Oh no globalcomix, not you too

https://www.youtube.com/watch?v=vYB4WCXvrlA

Oh no globalcomix? You too?

YouTube

GLOBAL COMIX AI POLICY:

https://globalcomix.com/ai-policy

What do you people think?
I'm still having a think about what to do - but I know where I'm leaning atm. It's a shame though, because GlobalComix is a revenue source for me, so I'd cut myself off from even more of my previous income and I'll be worse off.

#GlobalComix #Comics #AntiAi

GlobalComix Artificial Intelligence Policy | GlobalComix

GlobalComix

@JenJen That reads like a pretty responsible and pragmatic policy to me.

Forbidding purely AI content but accepting that AI tools are now ubiquitous and some people will use them seems to me to be sensible given where we currently are.

It fits well with my personal opinions: I abhor outright GenAI created content, but I don't object so strongly to a bit of content aware tool usage under direction by an artist. They're unlikely to uninvent those tools, so better to lay out how they can be used.

@gilester45 What about the source material the models are trained on? I have a huge problem with them being tools for remixing other people's work, without consent, attribution or payment.
The Globalcomix statement is pointedly silent on this aspect, too.

If they were talking about purely "mechanical" assistance, like an animator using an automated system for in-betweening, I'd find their statement entirely acceptable. That even seems to be how they're casting the use of these things.

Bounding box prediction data

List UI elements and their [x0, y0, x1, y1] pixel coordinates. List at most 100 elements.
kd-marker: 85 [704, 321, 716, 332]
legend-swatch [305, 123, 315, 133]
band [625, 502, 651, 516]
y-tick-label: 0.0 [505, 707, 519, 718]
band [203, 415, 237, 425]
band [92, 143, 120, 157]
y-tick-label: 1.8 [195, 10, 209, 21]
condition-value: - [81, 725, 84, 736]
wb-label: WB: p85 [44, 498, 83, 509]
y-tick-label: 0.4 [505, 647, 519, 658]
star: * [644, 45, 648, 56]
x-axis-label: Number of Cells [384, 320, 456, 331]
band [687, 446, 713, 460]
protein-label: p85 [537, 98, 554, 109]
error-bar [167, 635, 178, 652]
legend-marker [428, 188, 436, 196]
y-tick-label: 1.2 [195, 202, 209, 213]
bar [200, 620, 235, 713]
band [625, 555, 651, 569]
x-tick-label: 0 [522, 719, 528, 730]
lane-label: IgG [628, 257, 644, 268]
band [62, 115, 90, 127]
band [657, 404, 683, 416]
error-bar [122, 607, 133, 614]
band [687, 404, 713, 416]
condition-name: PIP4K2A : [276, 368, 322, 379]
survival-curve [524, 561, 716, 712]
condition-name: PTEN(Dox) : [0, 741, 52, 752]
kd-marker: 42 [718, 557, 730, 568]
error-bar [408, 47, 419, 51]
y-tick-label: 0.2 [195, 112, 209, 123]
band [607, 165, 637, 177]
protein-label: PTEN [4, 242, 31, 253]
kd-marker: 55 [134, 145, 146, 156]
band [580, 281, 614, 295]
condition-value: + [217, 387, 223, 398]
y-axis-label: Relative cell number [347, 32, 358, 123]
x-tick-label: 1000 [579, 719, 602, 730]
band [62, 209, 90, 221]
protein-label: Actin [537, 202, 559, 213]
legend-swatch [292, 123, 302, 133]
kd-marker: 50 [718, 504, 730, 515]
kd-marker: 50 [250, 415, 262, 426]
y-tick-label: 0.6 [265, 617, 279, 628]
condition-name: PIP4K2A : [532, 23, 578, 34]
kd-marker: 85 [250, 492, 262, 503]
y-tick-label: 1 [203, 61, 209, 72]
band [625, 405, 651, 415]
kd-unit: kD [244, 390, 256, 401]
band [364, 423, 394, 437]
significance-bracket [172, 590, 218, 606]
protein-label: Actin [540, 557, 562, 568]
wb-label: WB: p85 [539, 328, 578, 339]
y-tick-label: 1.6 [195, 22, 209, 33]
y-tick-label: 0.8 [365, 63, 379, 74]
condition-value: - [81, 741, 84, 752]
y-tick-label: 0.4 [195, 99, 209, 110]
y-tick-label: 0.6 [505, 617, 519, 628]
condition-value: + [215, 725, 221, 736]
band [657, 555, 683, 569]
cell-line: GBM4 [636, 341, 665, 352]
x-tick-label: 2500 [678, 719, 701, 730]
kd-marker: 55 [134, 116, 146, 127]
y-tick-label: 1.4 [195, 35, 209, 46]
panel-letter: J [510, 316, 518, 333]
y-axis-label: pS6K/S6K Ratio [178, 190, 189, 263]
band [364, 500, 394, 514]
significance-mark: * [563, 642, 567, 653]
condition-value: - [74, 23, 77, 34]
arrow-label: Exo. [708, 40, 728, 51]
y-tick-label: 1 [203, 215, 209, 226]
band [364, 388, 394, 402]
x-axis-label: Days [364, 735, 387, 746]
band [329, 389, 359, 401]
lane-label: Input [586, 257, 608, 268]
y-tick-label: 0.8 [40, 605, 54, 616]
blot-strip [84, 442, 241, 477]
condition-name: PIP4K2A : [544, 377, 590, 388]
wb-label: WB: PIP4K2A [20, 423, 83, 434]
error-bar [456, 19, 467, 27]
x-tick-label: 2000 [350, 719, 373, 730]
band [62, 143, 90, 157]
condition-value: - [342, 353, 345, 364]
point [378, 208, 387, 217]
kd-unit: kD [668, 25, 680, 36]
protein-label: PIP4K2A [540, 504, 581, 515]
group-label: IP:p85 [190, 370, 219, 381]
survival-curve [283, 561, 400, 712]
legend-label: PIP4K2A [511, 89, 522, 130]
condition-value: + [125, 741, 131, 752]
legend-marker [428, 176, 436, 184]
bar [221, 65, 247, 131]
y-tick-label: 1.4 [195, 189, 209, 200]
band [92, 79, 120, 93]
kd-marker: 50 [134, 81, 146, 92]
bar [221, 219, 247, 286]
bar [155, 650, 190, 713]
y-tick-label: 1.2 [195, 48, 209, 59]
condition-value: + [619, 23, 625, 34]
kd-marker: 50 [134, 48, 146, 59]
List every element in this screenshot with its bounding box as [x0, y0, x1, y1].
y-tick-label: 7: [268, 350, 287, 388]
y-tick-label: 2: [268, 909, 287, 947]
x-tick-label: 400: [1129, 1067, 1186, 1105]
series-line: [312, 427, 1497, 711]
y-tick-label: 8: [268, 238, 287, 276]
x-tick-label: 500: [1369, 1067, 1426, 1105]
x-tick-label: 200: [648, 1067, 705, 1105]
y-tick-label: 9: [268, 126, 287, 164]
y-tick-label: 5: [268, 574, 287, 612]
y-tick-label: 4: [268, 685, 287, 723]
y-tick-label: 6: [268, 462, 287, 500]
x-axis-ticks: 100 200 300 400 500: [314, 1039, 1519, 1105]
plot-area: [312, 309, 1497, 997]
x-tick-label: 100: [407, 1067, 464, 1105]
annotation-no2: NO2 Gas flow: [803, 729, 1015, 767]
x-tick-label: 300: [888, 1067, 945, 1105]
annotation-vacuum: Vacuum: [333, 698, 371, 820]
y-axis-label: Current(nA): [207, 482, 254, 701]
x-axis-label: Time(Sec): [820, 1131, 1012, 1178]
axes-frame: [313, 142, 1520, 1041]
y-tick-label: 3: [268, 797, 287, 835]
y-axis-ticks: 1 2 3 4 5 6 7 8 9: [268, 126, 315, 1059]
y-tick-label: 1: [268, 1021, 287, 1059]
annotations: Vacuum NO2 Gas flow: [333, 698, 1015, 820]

* Task goal *
Pick up the thread about GlobalComix's AI policy after its last post and continue it.

* Result of the task *
@JenJen

@KatS @gilester45 @JenJen
The bottom of the page lists some 'acceptable example use' of AI - but it does include Adobe's Gen AI features in Illustrator and Photoshop so [shrug]
@feff @gilester45 @JenJen Exactly: they seem to regard it as being in the same category as an auto-fill tool that extrapolates from the data surrounding the selected region.

@KatS @feff @JenJen It's a good question isn't it.

Tools that steal our work to recreate it in our style are evil, the industrialised theft committed by AI companies beggars belief in this regard.

However a tool that has "learned" how it should work by watching our creative output... that doesn't sound so very different to how a human might learn from creators they admire.

Is that enough to say it's ok? Or, perhaps "less unacceptable" is all we can hope for.

@gilester45 @feff @JenJen

However a tool that has "learned" how it should work by watching our creative output

If and when such a tool exists, we can also discuss its rights as a sentient being.

However, what we have now are

Tools that steal our work to recreate it in our style

They remix existing artifacts. They do not learn, and they do not create. They launder the plagiarism of other people's creations. This is why Sam Altman and everybody else driving these buses are working so hard to remove copyright protections from people who actually create.

To emphasise: people (can) learn from others, and adopt and remix each others' ideas, perspectives and techniques. These diffusion models remix existing works, and that is very much not the same kind of thing.

So no, that's not enough to say it's OK. It's not a question of how you frame it, but a question of what these things do and how they're wielded.

One exception: if you have a private, local model that is trained exclusively on your own work, have at it.